What you need to do: Go through the material below and copy each line where the word "Пятая" appears.

=== Extracted information ===

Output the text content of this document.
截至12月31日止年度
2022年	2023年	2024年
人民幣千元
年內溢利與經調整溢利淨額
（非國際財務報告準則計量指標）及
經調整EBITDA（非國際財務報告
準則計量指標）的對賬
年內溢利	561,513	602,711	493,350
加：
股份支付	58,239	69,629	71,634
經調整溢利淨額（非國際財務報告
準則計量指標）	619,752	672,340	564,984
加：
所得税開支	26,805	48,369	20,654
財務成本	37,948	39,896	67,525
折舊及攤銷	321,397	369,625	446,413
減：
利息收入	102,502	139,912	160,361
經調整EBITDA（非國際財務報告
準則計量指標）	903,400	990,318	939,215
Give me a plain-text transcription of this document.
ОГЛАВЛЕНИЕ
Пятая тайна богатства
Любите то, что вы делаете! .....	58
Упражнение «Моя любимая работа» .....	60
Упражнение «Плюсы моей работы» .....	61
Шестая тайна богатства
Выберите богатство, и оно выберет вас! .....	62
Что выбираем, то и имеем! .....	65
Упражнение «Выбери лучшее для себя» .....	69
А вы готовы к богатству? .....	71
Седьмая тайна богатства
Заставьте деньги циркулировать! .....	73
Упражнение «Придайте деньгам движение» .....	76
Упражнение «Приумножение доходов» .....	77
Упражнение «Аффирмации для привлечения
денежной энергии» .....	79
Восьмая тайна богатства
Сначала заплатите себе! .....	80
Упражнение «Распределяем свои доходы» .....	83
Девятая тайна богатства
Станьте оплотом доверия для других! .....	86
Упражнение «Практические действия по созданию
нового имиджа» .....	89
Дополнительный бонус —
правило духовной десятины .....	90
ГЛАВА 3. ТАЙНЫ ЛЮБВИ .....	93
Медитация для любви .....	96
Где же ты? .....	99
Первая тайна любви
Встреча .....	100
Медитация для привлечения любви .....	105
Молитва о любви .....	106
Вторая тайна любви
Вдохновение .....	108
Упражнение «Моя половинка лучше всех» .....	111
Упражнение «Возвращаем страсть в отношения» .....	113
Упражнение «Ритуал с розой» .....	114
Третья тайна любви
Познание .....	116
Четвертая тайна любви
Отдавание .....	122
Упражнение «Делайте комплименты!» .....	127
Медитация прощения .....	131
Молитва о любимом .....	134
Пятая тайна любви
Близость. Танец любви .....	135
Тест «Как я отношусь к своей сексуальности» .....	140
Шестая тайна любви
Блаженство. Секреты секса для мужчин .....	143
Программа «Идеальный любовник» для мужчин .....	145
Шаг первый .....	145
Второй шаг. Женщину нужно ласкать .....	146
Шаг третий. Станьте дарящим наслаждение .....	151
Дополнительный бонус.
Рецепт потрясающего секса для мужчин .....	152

===

Output below:
Пятая тайна богатства
Пятая тайна любви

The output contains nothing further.